[TASK BRIEF] Exclude the pictures and return every line exactly as written.

[MATERIAL SUPPLIED]
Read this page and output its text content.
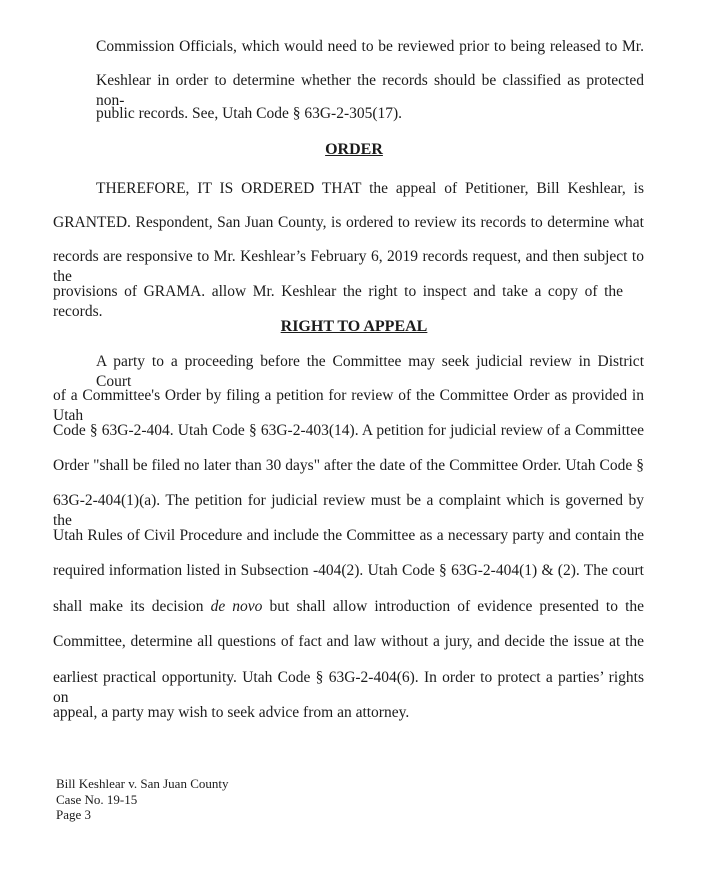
Commission Officials, which would need to be reviewed prior to being released to Mr.
Keshlear in order to determine whether the records should be classified as protected non-
public records. See, Utah Code § 63G-2-305(17).
ORDER
THEREFORE, IT IS ORDERED THAT the appeal of Petitioner, Bill Keshlear, is
GRANTED. Respondent, San Juan County, is ordered to review its records to determine what
records are responsive to Mr. Keshlear’s February 6, 2019 records request, and then subject to the
provisions of GRAMA. allow Mr. Keshlear the right to inspect and take a copy of the records.
RIGHT TO APPEAL
A party to a proceeding before the Committee may seek judicial review in District Court
of a Committee's Order by filing a petition for review of the Committee Order as provided in Utah
Code § 63G-2-404. Utah Code § 63G-2-403(14). A petition for judicial review of a Committee
Order "shall be filed no later than 30 days" after the date of the Committee Order. Utah Code §
63G-2-404(1)(a). The petition for judicial review must be a complaint which is governed by the
Utah Rules of Civil Procedure and include the Committee as a necessary party and contain the
required information listed in Subsection -404(2). Utah Code § 63G-2-404(1) & (2). The court
shall make its decision de novo but shall allow introduction of evidence presented to the
Committee, determine all questions of fact and law without a jury, and decide the issue at the
earliest practical opportunity. Utah Code § 63G-2-404(6). In order to protect a parties’ rights on
appeal, a party may wish to seek advice from an attorney.
Bill Keshlear v. San Juan County
Case No. 19-15
Page 3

[OUTPUT FOR THIS EXERCISE]
Read this page and output its text content.
Commission Officials, which would need to be reviewed prior to being released to Mr.
Keshlear in order to determine whether the records should be classified as protected non-
public records. See, Utah Code § 63G-2-305(17).
ORDER
THEREFORE, IT IS ORDERED THAT the appeal of Petitioner, Bill Keshlear, is
GRANTED. Respondent, San Juan County, is ordered to review its records to determine what
records are responsive to Mr. Keshlear’s February 6, 2019 records request, and then subject to the
provisions of GRAMA. allow Mr. Keshlear the right to inspect and take a copy of the records.
RIGHT TO APPEAL
A party to a proceeding before the Committee may seek judicial review in District Court
of a Committee's Order by filing a petition for review of the Committee Order as provided in Utah
Code § 63G-2-404. Utah Code § 63G-2-403(14). A petition for judicial review of a Committee
Order "shall be filed no later than 30 days" after the date of the Committee Order. Utah Code §
63G-2-404(1)(a). The petition for judicial review must be a complaint which is governed by the
Utah Rules of Civil Procedure and include the Committee as a necessary party and contain the
required information listed in Subsection -404(2). Utah Code § 63G-2-404(1) & (2). The court
shall make its decision de novo but shall allow introduction of evidence presented to the
Committee, determine all questions of fact and law without a jury, and decide the issue at the
earliest practical opportunity. Utah Code § 63G-2-404(6). In order to protect a parties’ rights on
appeal, a party may wish to seek advice from an attorney.
Bill Keshlear v. San Juan County
Case No. 19-15
Page 3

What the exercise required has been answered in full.